GIVEN EXERCISE →
Pull out every line in the data that has the string "Material" in it.

━━━━━ DATA FOR THIS EXERCISE ━━━━━

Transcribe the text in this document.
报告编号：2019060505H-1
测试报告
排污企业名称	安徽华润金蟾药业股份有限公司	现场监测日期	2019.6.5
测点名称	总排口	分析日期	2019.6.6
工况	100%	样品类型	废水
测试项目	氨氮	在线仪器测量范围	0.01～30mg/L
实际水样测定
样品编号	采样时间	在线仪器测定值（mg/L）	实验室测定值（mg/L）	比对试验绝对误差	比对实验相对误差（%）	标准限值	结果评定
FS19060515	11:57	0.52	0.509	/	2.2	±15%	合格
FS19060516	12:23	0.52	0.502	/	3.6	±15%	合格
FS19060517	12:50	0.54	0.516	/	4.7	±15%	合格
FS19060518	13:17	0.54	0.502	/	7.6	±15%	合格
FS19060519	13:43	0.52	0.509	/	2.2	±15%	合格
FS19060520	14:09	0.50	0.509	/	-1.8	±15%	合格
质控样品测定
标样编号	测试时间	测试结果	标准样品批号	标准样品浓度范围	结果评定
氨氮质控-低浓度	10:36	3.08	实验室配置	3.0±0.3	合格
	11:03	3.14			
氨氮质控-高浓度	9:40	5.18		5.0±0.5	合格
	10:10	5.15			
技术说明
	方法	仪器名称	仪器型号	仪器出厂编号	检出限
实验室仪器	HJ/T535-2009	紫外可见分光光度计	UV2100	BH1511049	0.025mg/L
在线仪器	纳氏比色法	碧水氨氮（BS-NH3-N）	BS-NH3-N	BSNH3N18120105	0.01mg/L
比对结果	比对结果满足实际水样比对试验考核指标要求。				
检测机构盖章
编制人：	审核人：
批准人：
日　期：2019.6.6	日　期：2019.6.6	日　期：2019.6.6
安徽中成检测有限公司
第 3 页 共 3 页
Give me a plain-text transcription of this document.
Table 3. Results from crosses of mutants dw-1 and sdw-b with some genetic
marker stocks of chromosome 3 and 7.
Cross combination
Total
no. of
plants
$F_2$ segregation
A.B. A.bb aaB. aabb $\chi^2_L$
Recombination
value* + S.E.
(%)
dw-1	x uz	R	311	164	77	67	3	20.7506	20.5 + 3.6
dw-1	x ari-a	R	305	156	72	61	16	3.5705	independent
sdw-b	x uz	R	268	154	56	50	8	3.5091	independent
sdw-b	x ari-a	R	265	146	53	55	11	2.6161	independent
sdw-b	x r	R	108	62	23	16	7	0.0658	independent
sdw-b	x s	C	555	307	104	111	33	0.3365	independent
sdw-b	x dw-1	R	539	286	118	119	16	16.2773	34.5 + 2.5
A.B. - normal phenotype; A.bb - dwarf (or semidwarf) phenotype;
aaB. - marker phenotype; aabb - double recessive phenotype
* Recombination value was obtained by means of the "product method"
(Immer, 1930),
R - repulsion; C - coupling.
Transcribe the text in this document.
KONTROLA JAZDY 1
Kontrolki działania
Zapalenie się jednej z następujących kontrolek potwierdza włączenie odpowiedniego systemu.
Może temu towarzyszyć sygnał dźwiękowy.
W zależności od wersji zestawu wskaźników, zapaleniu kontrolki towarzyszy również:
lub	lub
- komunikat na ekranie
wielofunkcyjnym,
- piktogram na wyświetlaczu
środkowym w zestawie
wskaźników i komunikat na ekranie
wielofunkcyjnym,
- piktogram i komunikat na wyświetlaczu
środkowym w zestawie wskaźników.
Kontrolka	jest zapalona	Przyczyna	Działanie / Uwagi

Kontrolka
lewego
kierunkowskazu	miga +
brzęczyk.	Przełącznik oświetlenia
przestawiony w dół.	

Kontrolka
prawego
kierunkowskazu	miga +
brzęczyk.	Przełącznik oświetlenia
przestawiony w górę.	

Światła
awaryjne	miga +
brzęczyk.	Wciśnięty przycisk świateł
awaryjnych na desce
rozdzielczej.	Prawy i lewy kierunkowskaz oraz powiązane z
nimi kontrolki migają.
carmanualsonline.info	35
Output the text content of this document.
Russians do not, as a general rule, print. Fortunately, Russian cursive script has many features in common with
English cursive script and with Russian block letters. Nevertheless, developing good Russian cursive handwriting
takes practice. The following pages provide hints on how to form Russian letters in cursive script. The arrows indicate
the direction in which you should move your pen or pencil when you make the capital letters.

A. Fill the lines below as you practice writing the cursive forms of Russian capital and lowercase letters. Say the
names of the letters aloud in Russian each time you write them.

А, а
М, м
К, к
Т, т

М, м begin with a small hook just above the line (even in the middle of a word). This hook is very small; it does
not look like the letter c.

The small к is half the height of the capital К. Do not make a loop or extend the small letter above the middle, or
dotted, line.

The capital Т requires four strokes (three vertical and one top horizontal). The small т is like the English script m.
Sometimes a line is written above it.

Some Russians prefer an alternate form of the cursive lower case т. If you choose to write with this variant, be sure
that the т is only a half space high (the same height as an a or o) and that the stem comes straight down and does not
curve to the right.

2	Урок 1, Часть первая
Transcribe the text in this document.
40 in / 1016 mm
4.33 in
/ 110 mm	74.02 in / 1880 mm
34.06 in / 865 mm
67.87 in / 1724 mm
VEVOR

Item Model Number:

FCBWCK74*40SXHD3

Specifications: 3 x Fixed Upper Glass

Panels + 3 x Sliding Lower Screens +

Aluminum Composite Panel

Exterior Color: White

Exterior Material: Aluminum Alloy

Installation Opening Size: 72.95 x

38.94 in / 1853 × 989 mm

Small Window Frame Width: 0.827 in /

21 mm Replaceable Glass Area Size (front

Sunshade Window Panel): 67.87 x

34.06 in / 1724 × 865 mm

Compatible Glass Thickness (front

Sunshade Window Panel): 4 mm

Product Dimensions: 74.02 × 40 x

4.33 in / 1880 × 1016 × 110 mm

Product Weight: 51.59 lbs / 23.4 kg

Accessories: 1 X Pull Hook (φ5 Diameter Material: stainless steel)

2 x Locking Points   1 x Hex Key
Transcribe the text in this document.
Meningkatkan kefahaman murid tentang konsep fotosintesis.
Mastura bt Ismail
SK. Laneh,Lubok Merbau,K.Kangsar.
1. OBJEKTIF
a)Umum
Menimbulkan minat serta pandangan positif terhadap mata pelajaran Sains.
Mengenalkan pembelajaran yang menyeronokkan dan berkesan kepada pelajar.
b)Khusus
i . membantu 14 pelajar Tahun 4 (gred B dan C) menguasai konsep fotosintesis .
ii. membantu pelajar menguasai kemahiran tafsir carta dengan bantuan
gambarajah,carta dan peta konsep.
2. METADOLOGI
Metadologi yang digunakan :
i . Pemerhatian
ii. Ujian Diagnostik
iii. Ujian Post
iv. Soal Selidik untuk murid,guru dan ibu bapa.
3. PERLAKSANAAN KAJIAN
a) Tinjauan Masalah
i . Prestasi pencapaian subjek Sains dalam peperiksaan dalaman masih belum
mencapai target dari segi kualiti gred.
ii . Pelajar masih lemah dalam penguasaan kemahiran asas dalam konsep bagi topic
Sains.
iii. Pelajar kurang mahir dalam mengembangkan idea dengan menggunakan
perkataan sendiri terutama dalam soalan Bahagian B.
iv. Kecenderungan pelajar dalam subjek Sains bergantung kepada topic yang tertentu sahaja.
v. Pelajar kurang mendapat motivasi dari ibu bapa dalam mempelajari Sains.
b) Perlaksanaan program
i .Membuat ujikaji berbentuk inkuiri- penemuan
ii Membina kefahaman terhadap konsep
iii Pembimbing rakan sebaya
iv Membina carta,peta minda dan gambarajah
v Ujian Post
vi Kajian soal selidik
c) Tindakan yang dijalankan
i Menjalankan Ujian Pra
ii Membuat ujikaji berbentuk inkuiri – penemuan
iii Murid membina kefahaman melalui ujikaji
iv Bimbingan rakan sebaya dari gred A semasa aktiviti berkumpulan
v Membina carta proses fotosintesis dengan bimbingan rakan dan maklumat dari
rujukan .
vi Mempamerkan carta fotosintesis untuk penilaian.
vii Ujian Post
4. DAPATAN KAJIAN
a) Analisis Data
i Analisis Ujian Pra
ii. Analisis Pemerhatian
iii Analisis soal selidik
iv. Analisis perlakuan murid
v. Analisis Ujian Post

━━━━━

ANSWER TO THE EXERCISE →
Exterior Material: Aluminum Alloy
Accessories: 1 X Pull Hook (φ5 Diameter Material: stainless steel)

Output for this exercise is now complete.